EXCERPTED PASSAGE:

----------

'xor' operator is not a sibling to 'or' and 'and'?

rsFalse has asked for the wisdom of the Perl Monks concerning the following question:

Hello,

I have used 'xor' operator as lower precedence comma, because I understood a logic that it cannot short-circuit as do 'or' and 'and', and the last expression must be evaluated at the end. E.g. I used 'xor' in short sentences like this, to avoid unnecessary parentheses:

#!/usr/bin/perl -l

use strict;
use warnings;

push @_, $_ xor print $_ for 'a' .. 'b';
print @_;
[download]

Output:

Useless use of logical xor in void context at ./perlmonks_xor_vs_or_an
+d.pl line 6.
a
b
ab
[download]

Today I found (for myself) that 'xor' doesn't work in the same way as 'or' and 'and' do, and it is strange for me, why. It seems that, 'xor' not only evaluates one or both expressions surrounding it, but also evaluates logical XOR of these expressions, when 'or' and 'and' operators don't do this, i.e.:

#!/usr/bin/perl -l

use strict;
use warnings;

print "[$_]" for 
    ( 2 and 3 ),
    ( 2 or 3 ),
    ( 2 xor 3 ),
    ;
[download]

Output:

[3]
[2]
[]
[download]

At the last line of output I expected to get '3'!

----------

[Stored data]

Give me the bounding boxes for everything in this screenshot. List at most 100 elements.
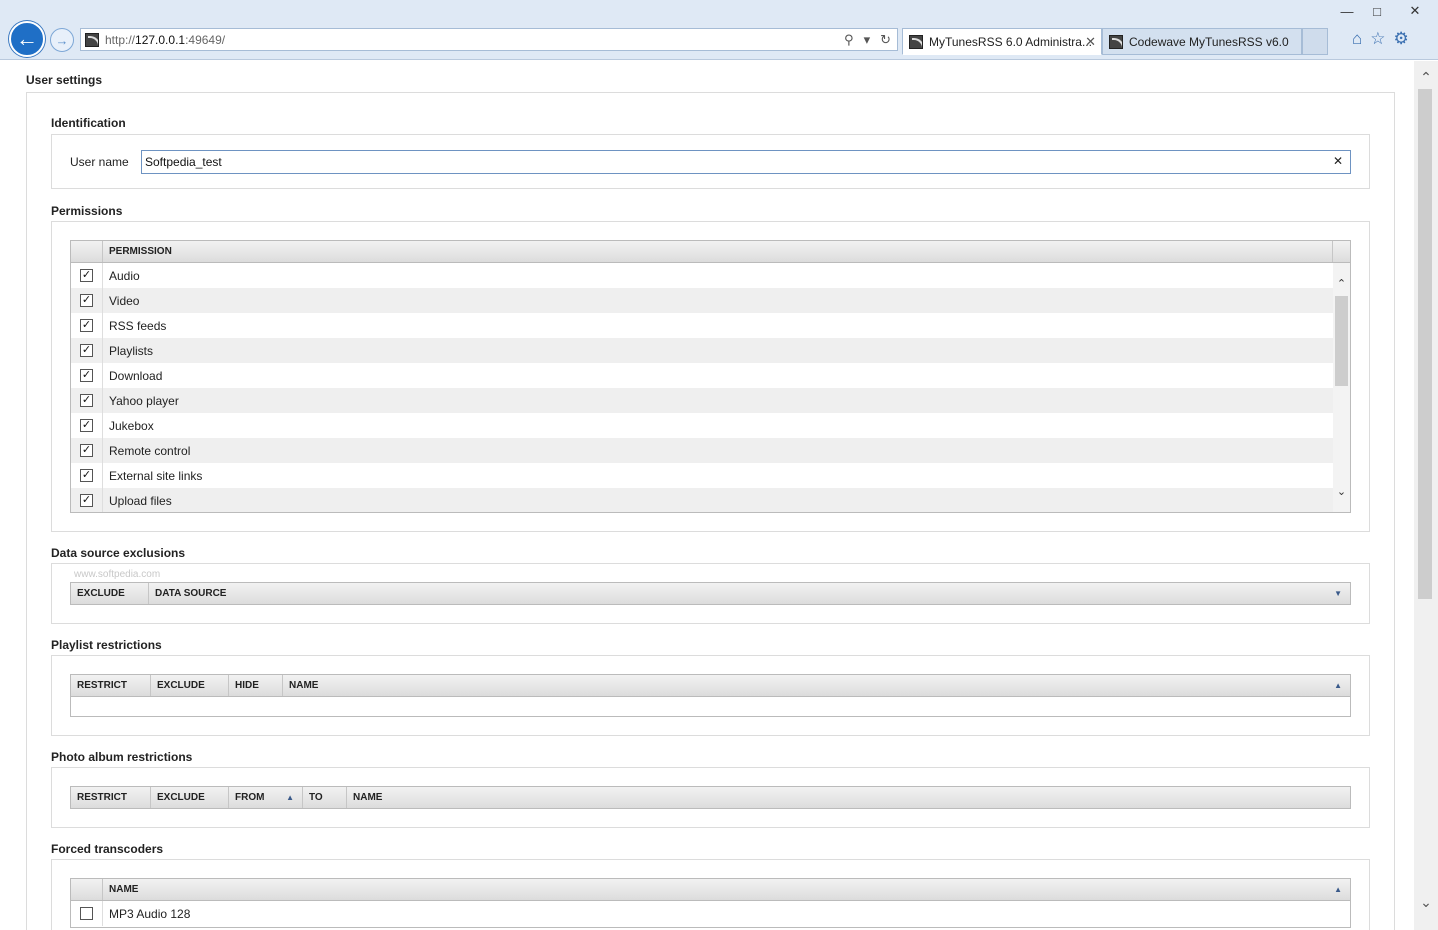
section-title-identification: Identification bbox=[51, 116, 126, 130]
chevron-down-icon[interactable]: ⌄ bbox=[1414, 890, 1438, 914]
column-header-restrict[interactable]: RESTRICT bbox=[71, 787, 151, 808]
permission-checkbox[interactable]: ✓ bbox=[80, 294, 93, 307]
tab-title: Codewave MyTunesRSS v6.0 bbox=[1129, 34, 1289, 49]
page-title: User settings bbox=[26, 73, 103, 87]
sort-asc-icon[interactable]: ▲ bbox=[1334, 681, 1342, 690]
checkmark-icon: ✓ bbox=[81, 319, 92, 331]
transcoder-checkbox[interactable] bbox=[80, 907, 93, 920]
permissions-grid: PERMISSION ✓ Audio ✓ Video ✓ RSS feeds ✓ Playli… bbox=[70, 240, 1351, 513]
sort-desc-icon[interactable]: ▼ bbox=[1334, 589, 1342, 598]
column-header-hide[interactable]: HIDE bbox=[229, 675, 283, 696]
sort-asc-icon[interactable]: ▲ bbox=[1334, 885, 1342, 894]
column-header-name[interactable]: NAME bbox=[347, 787, 1350, 808]
forward-button[interactable]: → bbox=[50, 28, 74, 52]
permission-checkbox[interactable]: ✓ bbox=[80, 344, 93, 357]
permission-checkbox[interactable]: ✓ bbox=[80, 319, 93, 332]
table-row[interactable]: ✓ Yahoo player bbox=[71, 388, 1333, 413]
data-source-grid: EXCLUDE DATA SOURCE ▼ bbox=[70, 582, 1351, 605]
table-row[interactable]: ✓ Audio bbox=[71, 263, 1333, 288]
username-label: User name bbox=[70, 155, 129, 169]
table-row[interactable]: ✓ RSS feeds bbox=[71, 313, 1333, 338]
column-header-name[interactable]: NAME ▲ bbox=[283, 675, 1350, 696]
checkmark-icon: ✓ bbox=[81, 494, 92, 506]
browser-chrome: — □ ✕ ← → http://127.0.0.1:49649/ ⚲ ▾ ↻ … bbox=[0, 0, 1438, 60]
chevron-down-icon[interactable]: ⌄ bbox=[1333, 483, 1350, 500]
column-header-name[interactable]: NAME ▲ bbox=[103, 879, 1350, 900]
grid-header: RESTRICT EXCLUDE FROM ▲ TO NAME bbox=[71, 787, 1350, 808]
checkmark-icon: ✓ bbox=[81, 269, 92, 281]
chevron-up-icon[interactable]: ⌃ bbox=[1333, 275, 1350, 292]
search-icon[interactable]: ⚲ bbox=[844, 32, 854, 48]
column-header-permission[interactable]: PERMISSION bbox=[103, 241, 1333, 262]
permission-label: Remote control bbox=[109, 443, 191, 458]
table-row[interactable]: MP3 Audio 128 bbox=[71, 901, 1350, 926]
permissions-scrollbar[interactable]: ⌃ ⌄ bbox=[1333, 263, 1350, 512]
checkmark-icon: ✓ bbox=[81, 344, 92, 356]
permission-checkbox[interactable]: ✓ bbox=[80, 394, 93, 407]
permission-label: Video bbox=[109, 293, 140, 308]
permission-label: Playlists bbox=[109, 343, 154, 358]
address-bar[interactable]: http://127.0.0.1:49649/ ⚲ ▾ ↻ bbox=[80, 28, 898, 51]
table-row[interactable]: ✓ Upload files bbox=[71, 488, 1333, 512]
tab-codewave[interactable]: Codewave MyTunesRSS v6.0 bbox=[1102, 28, 1302, 55]
photo-album-grid: RESTRICT EXCLUDE FROM ▲ TO NAME bbox=[70, 786, 1351, 809]
refresh-icon[interactable]: ↻ bbox=[880, 32, 891, 48]
back-button[interactable]: ← bbox=[9, 21, 45, 57]
column-header-restrict[interactable]: RESTRICT bbox=[71, 675, 151, 696]
maximize-icon[interactable]: □ bbox=[1362, 0, 1392, 22]
table-row[interactable]: ✓ External site links bbox=[71, 463, 1333, 488]
column-header-exclude[interactable]: EXCLUDE bbox=[71, 583, 149, 604]
permission-rows: ✓ Audio ✓ Video ✓ RSS feeds ✓ Playlists ✓ Downloa… bbox=[71, 263, 1333, 512]
table-row[interactable]: ✓ Playlists bbox=[71, 338, 1333, 363]
sort-asc-icon[interactable]: ▲ bbox=[286, 793, 294, 802]
column-header-exclude[interactable]: EXCLUDE bbox=[151, 787, 229, 808]
chevron-down-icon[interactable]: ▾ bbox=[864, 32, 871, 48]
permission-checkbox[interactable]: ✓ bbox=[80, 494, 93, 507]
watermark: www.softpedia.com bbox=[74, 569, 161, 580]
permission-checkbox[interactable]: ✓ bbox=[80, 369, 93, 382]
scroll-thumb[interactable] bbox=[1335, 296, 1348, 386]
checkmark-icon: ✓ bbox=[81, 419, 92, 431]
tab-admin[interactable]: MyTunesRSS 6.0 Administra... ✕ bbox=[902, 28, 1102, 55]
column-header-from[interactable]: FROM ▲ bbox=[229, 787, 303, 808]
scroll-thumb[interactable] bbox=[1418, 89, 1432, 599]
permission-label: Audio bbox=[109, 268, 140, 283]
address-url[interactable]: http://127.0.0.1:49649/ bbox=[105, 33, 844, 47]
column-header-data-source[interactable]: DATA SOURCE ▼ bbox=[149, 583, 1350, 604]
column-header-to[interactable]: TO bbox=[303, 787, 347, 808]
section-title-photo-album-restrictions: Photo album restrictions bbox=[51, 750, 193, 764]
rss-favicon-icon bbox=[909, 34, 923, 49]
section-title-forced-transcoders: Forced transcoders bbox=[51, 842, 164, 856]
grid-header: RESTRICT EXCLUDE HIDE NAME ▲ bbox=[71, 675, 1350, 697]
table-row[interactable]: ✓ Video bbox=[71, 288, 1333, 313]
table-row[interactable]: ✓ Download bbox=[71, 363, 1333, 388]
permission-checkbox[interactable]: ✓ bbox=[80, 419, 93, 432]
permission-checkbox[interactable]: ✓ bbox=[80, 469, 93, 482]
section-title-playlist-restrictions: Playlist restrictions bbox=[51, 638, 162, 652]
new-tab-button[interactable] bbox=[1302, 28, 1328, 55]
table-row[interactable]: ✓ Remote control bbox=[71, 438, 1333, 463]
username-input[interactable] bbox=[141, 150, 1351, 174]
close-tab-icon[interactable]: ✕ bbox=[1085, 34, 1096, 50]
favorites-star-icon[interactable]: ☆ bbox=[1370, 29, 1385, 49]
permission-checkbox[interactable]: ✓ bbox=[80, 269, 93, 282]
permission-label: External site links bbox=[109, 468, 203, 483]
settings-gear-icon[interactable]: ⚙ bbox=[1394, 29, 1409, 49]
table-row[interactable]: ✓ Jukebox bbox=[71, 413, 1333, 438]
window-controls: — □ ✕ bbox=[1332, 0, 1438, 24]
checkbox-column-header bbox=[71, 879, 103, 900]
permission-checkbox[interactable]: ✓ bbox=[80, 444, 93, 457]
arrow-left-icon: ← bbox=[16, 26, 38, 51]
close-window-icon[interactable]: ✕ bbox=[1392, 0, 1438, 22]
minimize-icon[interactable]: — bbox=[1332, 0, 1362, 22]
transcoders-grid: NAME ▲ MP3 Audio 128 bbox=[70, 878, 1351, 928]
column-header-exclude[interactable]: EXCLUDE bbox=[151, 675, 229, 696]
grid-header: PERMISSION bbox=[71, 241, 1350, 263]
home-icon[interactable]: ⌂ bbox=[1352, 29, 1362, 49]
clear-input-icon[interactable]: ✕ bbox=[1333, 154, 1343, 168]
chevron-up-icon[interactable]: ⌃ bbox=[1414, 65, 1438, 89]
arrow-right-icon: → bbox=[55, 32, 69, 48]
page-scrollbar[interactable]: ⌃ ⌄ bbox=[1414, 61, 1438, 930]
playlist-grid: RESTRICT EXCLUDE HIDE NAME ▲ bbox=[70, 674, 1351, 717]
permission-label: Yahoo player bbox=[109, 393, 179, 408]
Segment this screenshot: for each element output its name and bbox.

----------

EXERCISE 1: In the forum thread, list every parenthesized expression that the second script passes to print.
EXERCISE 2: Reproduce the lines of the entries beginning with the line that contains "116, 126, 130]" and continuing through the line that contains "permissions-grid: PERMISSION ✓".
These entries bear no relation to the forum thread.

RESULT 1:
( 2 and 3 )
( 2 or 3 )
( 2 xor 3 )

RESULT 2:
section-title-identification: Identification bbox=[51, 116, 126, 130]
chevron-down-icon[interactable]: ⌄ bbox=[1414, 890, 1438, 914]
column-header-restrict[interactable]: RESTRICT bbox=[71, 787, 151, 808]
permission-checkbox[interactable]: ✓ bbox=[80, 294, 93, 307]
tab-title: Codewave MyTunesRSS v6.0 bbox=[1129, 34, 1289, 49]
page-title: User settings bbox=[26, 73, 103, 87]
sort-asc-icon[interactable]: ▲ bbox=[1334, 681, 1342, 690]
checkmark-icon: ✓ bbox=[81, 319, 92, 331]
transcoder-checkbox[interactable] bbox=[80, 907, 93, 920]
permissions-grid: PERMISSION ✓ Audio ✓ Video ✓ RSS feeds ✓ Playli… bbox=[70, 240, 1351, 513]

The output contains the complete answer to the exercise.